Task details:
Tally the lines of the listing that contain the word "Olesen", then give the total and nothing else.

>> begin

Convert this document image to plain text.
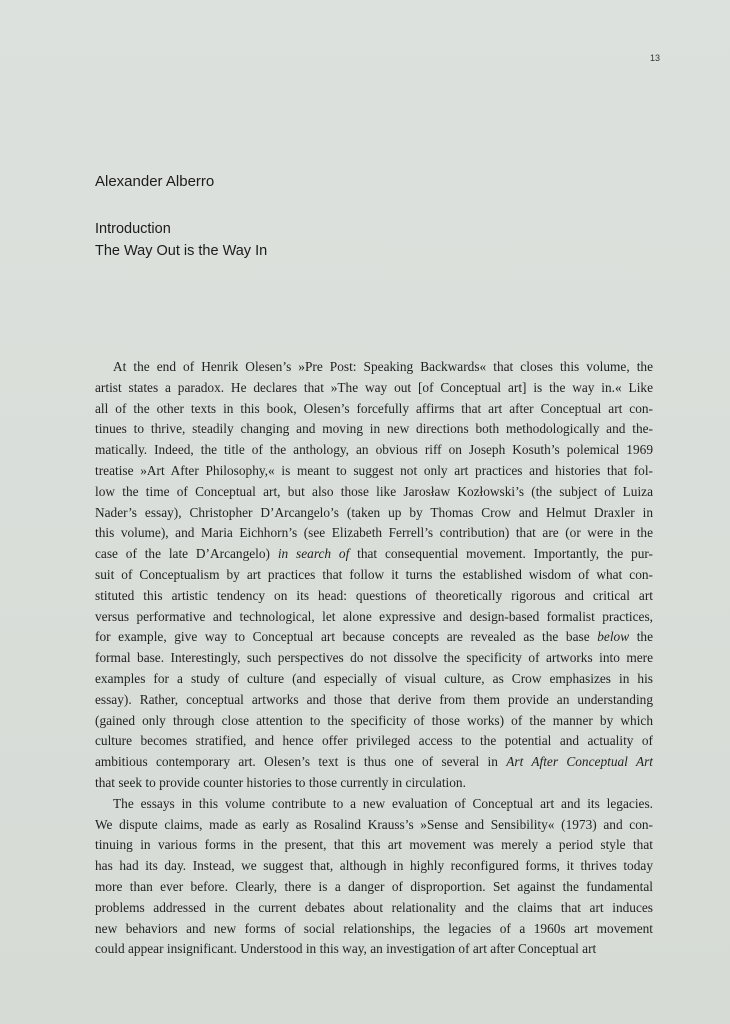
13
Alexander Alberro
Introduction
The Way Out is the Way In
At the end of Henrik Olesen’s »Pre Post: Speaking Backwards« that closes this volume, the
artist states a paradox. He declares that »The way out [of Conceptual art] is the way in.« Like
all of the other texts in this book, Olesen’s forcefully affirms that art after Conceptual art con-
tinues to thrive, steadily changing and moving in new directions both methodologically and the-
matically. Indeed, the title of the anthology, an obvious riff on Joseph Kosuth’s polemical 1969
treatise »Art After Philosophy,« is meant to suggest not only art practices and histories that fol-
low the time of Conceptual art, but also those like Jarosław Kozłowski’s (the subject of Luiza
Nader’s essay), Christopher D’Arcangelo’s (taken up by Thomas Crow and Helmut Draxler in
this volume), and Maria Eichhorn’s (see Elizabeth Ferrell’s contribution) that are (or were in the
case of the late D’Arcangelo) in search of that consequential movement. Importantly, the pur-
suit of Conceptualism by art practices that follow it turns the established wisdom of what con-
stituted this artistic tendency on its head: questions of theoretically rigorous and critical art
versus performative and technological, let alone expressive and design-based formalist practices,
for example, give way to Conceptual art because concepts are revealed as the base below the
formal base. Interestingly, such perspectives do not dissolve the specificity of artworks into mere
examples for a study of culture (and especially of visual culture, as Crow emphasizes in his
essay). Rather, conceptual artworks and those that derive from them provide an understanding
(gained only through close attention to the specificity of those works) of the manner by which
culture becomes stratified, and hence offer privileged access to the potential and actuality of
ambitious contemporary art. Olesen’s text is thus one of several in Art After Conceptual Art
that seek to provide counter histories to those currently in circulation.
The essays in this volume contribute to a new evaluation of Conceptual art and its legacies.
We dispute claims, made as early as Rosalind Krauss’s »Sense and Sensibility« (1973) and con-
tinuing in various forms in the present, that this art movement was merely a period style that
has had its day. Instead, we suggest that, although in highly reconfigured forms, it thrives today
more than ever before. Clearly, there is a danger of disproportion. Set against the fundamental
problems addressed in the current debates about relationality and the claims that art induces
new behaviors and new forms of social relationships, the legacies of a 1960s art movement
could appear insignificant. Understood in this way, an investigation of art after Conceptual art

>> end

Solution below:
3